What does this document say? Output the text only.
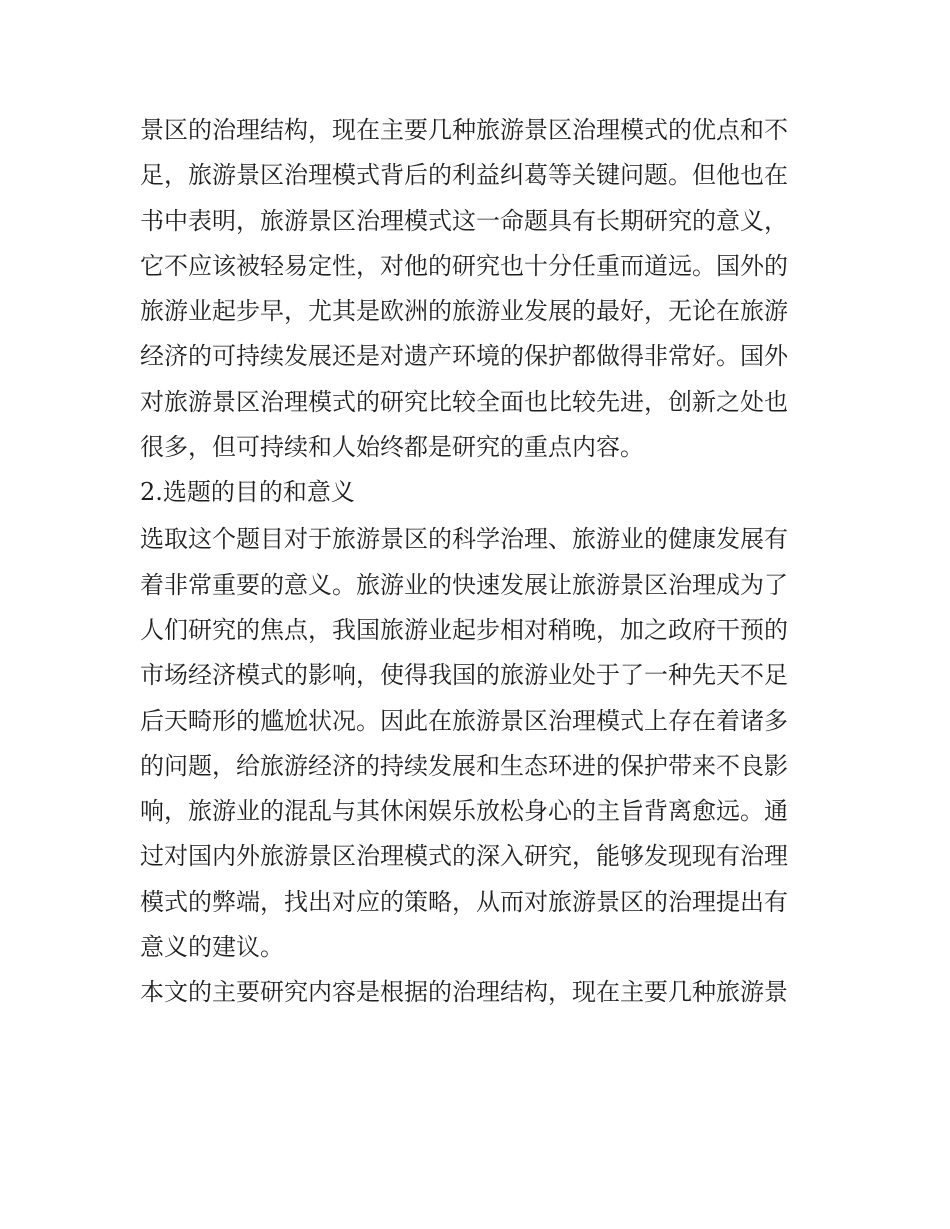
景区的治理结构，现在主要几种旅游景区治理模式的优点和不
足，旅游景区治理模式背后的利益纠葛等关键问题。但他也在
书中表明，旅游景区治理模式这一命题具有长期研究的意义，
它不应该被轻易定性，对他的研究也十分任重而道远。国外的
旅游业起步早，尤其是欧洲的旅游业发展的最好，无论在旅游
经济的可持续发展还是对遗产环境的保护都做得非常好。国外
对旅游景区治理模式的研究比较全面也比较先进，创新之处也
很多，但可持续和人始终都是研究的重点内容。
2.选题的目的和意义
选取这个题目对于旅游景区的科学治理、旅游业的健康发展有
着非常重要的意义。旅游业的快速发展让旅游景区治理成为了
人们研究的焦点，我国旅游业起步相对稍晚，加之政府干预的
市场经济模式的影响，使得我国的旅游业处于了一种先天不足
后天畸形的尴尬状况。因此在旅游景区治理模式上存在着诸多
的问题，给旅游经济的持续发展和生态环进的保护带来不良影
响，旅游业的混乱与其休闲娱乐放松身心的主旨背离愈远。通
过对国内外旅游景区治理模式的深入研究，能够发现现有治理
模式的弊端，找出对应的策略，从而对旅游景区的治理提出有
意义的建议。
本文的主要研究内容是根据的治理结构，现在主要几种旅游景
- - - - - - -
== Task brief ==
All of the entries above should be duplicated exactly, except for the pictures.

== Task answer ==
What does this document say? Output the text only.
景区的治理结构，现在主要几种旅游景区治理模式的优点和不
足，旅游景区治理模式背后的利益纠葛等关键问题。但他也在
书中表明，旅游景区治理模式这一命题具有长期研究的意义，
它不应该被轻易定性，对他的研究也十分任重而道远。国外的
旅游业起步早，尤其是欧洲的旅游业发展的最好，无论在旅游
经济的可持续发展还是对遗产环境的保护都做得非常好。国外
对旅游景区治理模式的研究比较全面也比较先进，创新之处也
很多，但可持续和人始终都是研究的重点内容。
2.选题的目的和意义
选取这个题目对于旅游景区的科学治理、旅游业的健康发展有
着非常重要的意义。旅游业的快速发展让旅游景区治理成为了
人们研究的焦点，我国旅游业起步相对稍晚，加之政府干预的
市场经济模式的影响，使得我国的旅游业处于了一种先天不足
后天畸形的尴尬状况。因此在旅游景区治理模式上存在着诸多
的问题，给旅游经济的持续发展和生态环进的保护带来不良影
响，旅游业的混乱与其休闲娱乐放松身心的主旨背离愈远。通
过对国内外旅游景区治理模式的深入研究，能够发现现有治理
模式的弊端，找出对应的策略，从而对旅游景区的治理提出有
意义的建议。
本文的主要研究内容是根据的治理结构，现在主要几种旅游景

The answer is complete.